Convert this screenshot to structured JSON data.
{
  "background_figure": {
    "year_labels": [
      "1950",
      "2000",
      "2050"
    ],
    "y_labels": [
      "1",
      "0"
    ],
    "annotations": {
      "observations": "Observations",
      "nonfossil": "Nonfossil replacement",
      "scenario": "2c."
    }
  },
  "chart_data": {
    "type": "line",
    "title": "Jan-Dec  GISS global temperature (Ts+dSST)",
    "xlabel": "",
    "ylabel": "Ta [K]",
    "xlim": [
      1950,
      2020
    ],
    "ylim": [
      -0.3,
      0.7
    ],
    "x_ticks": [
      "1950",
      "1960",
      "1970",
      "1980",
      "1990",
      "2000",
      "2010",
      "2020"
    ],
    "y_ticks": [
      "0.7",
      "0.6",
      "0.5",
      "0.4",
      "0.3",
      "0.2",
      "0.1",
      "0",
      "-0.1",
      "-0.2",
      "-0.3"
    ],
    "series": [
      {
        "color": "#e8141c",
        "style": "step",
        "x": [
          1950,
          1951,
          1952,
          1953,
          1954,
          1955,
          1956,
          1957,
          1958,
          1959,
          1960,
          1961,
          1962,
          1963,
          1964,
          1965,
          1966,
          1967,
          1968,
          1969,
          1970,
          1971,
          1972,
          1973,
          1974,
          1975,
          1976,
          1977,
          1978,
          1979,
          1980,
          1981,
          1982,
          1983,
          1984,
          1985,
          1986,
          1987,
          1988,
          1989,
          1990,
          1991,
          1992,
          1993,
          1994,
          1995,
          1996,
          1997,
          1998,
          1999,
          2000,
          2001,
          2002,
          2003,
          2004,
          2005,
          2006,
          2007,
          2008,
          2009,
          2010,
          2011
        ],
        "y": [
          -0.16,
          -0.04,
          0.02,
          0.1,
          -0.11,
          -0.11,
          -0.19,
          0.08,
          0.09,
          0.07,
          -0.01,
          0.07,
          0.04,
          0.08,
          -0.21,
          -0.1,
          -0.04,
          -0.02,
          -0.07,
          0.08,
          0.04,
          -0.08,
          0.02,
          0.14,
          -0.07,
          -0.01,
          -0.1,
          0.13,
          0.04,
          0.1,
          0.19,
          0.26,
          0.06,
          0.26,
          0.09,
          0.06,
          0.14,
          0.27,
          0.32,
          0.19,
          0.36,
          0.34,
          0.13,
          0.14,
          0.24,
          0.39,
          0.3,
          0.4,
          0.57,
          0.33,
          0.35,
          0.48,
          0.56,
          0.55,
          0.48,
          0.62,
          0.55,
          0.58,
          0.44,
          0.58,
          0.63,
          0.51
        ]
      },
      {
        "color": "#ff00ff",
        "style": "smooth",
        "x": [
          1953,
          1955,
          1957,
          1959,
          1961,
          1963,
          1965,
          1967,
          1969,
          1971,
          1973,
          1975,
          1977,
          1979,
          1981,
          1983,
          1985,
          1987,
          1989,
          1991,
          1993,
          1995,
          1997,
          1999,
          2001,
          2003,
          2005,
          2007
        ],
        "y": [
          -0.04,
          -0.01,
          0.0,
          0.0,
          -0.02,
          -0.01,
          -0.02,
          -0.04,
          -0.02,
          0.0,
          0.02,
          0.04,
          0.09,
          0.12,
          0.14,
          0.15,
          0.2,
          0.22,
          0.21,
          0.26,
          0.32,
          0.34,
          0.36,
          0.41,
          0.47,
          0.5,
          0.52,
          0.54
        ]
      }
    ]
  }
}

++++++++++

All of the data must be returned exactly.

Convert this screenshot to structured JSON data.
{
  "background_figure": {
    "year_labels": [
      "1950",
      "2000",
      "2050"
    ],
    "y_labels": [
      "1",
      "0"
    ],
    "annotations": {
      "observations": "Observations",
      "nonfossil": "Nonfossil replacement",
      "scenario": "2c."
    }
  },
  "chart_data": {
    "type": "line",
    "title": "Jan-Dec  GISS global temperature (Ts+dSST)",
    "xlabel": "",
    "ylabel": "Ta [K]",
    "xlim": [
      1950,
      2020
    ],
    "ylim": [
      -0.3,
      0.7
    ],
    "x_ticks": [
      "1950",
      "1960",
      "1970",
      "1980",
      "1990",
      "2000",
      "2010",
      "2020"
    ],
    "y_ticks": [
      "0.7",
      "0.6",
      "0.5",
      "0.4",
      "0.3",
      "0.2",
      "0.1",
      "0",
      "-0.1",
      "-0.2",
      "-0.3"
    ],
    "series": [
      {
        "color": "#e8141c",
        "style": "step",
        "x": [
          1950,
          1951,
          1952,
          1953,
          1954,
          1955,
          1956,
          1957,
          1958,
          1959,
          1960,
          1961,
          1962,
          1963,
          1964,
          1965,
          1966,
          1967,
          1968,
          1969,
          1970,
          1971,
          1972,
          1973,
          1974,
          1975,
          1976,
          1977,
          1978,
          1979,
          1980,
          1981,
          1982,
          1983,
          1984,
          1985,
          1986,
          1987,
          1988,
          1989,
          1990,
          1991,
          1992,
          1993,
          1994,
          1995,
          1996,
          1997,
          1998,
          1999,
          2000,
          2001,
          2002,
          2003,
          2004,
          2005,
          2006,
          2007,
          2008,
          2009,
          2010,
          2011
        ],
        "y": [
          -0.16,
          -0.04,
          0.02,
          0.1,
          -0.11,
          -0.11,
          -0.19,
          0.08,
          0.09,
          0.07,
          -0.01,
          0.07,
          0.04,
          0.08,
          -0.21,
          -0.1,
          -0.04,
          -0.02,
          -0.07,
          0.08,
          0.04,
          -0.08,
          0.02,
          0.14,
          -0.07,
          -0.01,
          -0.1,
          0.13,
          0.04,
          0.1,
          0.19,
          0.26,
          0.06,
          0.26,
          0.09,
          0.06,
          0.14,
          0.27,
          0.32,
          0.19,
          0.36,
          0.34,
          0.13,
          0.14,
          0.24,
          0.39,
          0.3,
          0.4,
          0.57,
          0.33,
          0.35,
          0.48,
          0.56,
          0.55,
          0.48,
          0.62,
          0.55,
          0.58,
          0.44,
          0.58,
          0.63,
          0.51
        ]
      },
      {
        "color": "#ff00ff",
        "style": "smooth",
        "x": [
          1953,
          1955,
          1957,
          1959,
          1961,
          1963,
          1965,
          1967,
          1969,
          1971,
          1973,
          1975,
          1977,
          1979,
          1981,
          1983,
          1985,
          1987,
          1989,
          1991,
          1993,
          1995,
          1997,
          1999,
          2001,
          2003,
          2005,
          2007
        ],
        "y": [
          -0.04,
          -0.01,
          0.0,
          0.0,
          -0.02,
          -0.01,
          -0.02,
          -0.04,
          -0.02,
          0.0,
          0.02,
          0.04,
          0.09,
          0.12,
          0.14,
          0.15,
          0.2,
          0.22,
          0.21,
          0.26,
          0.32,
          0.34,
          0.36,
          0.41,
          0.47,
          0.5,
          0.52,
          0.54
        ]
      }
    ]
  }
}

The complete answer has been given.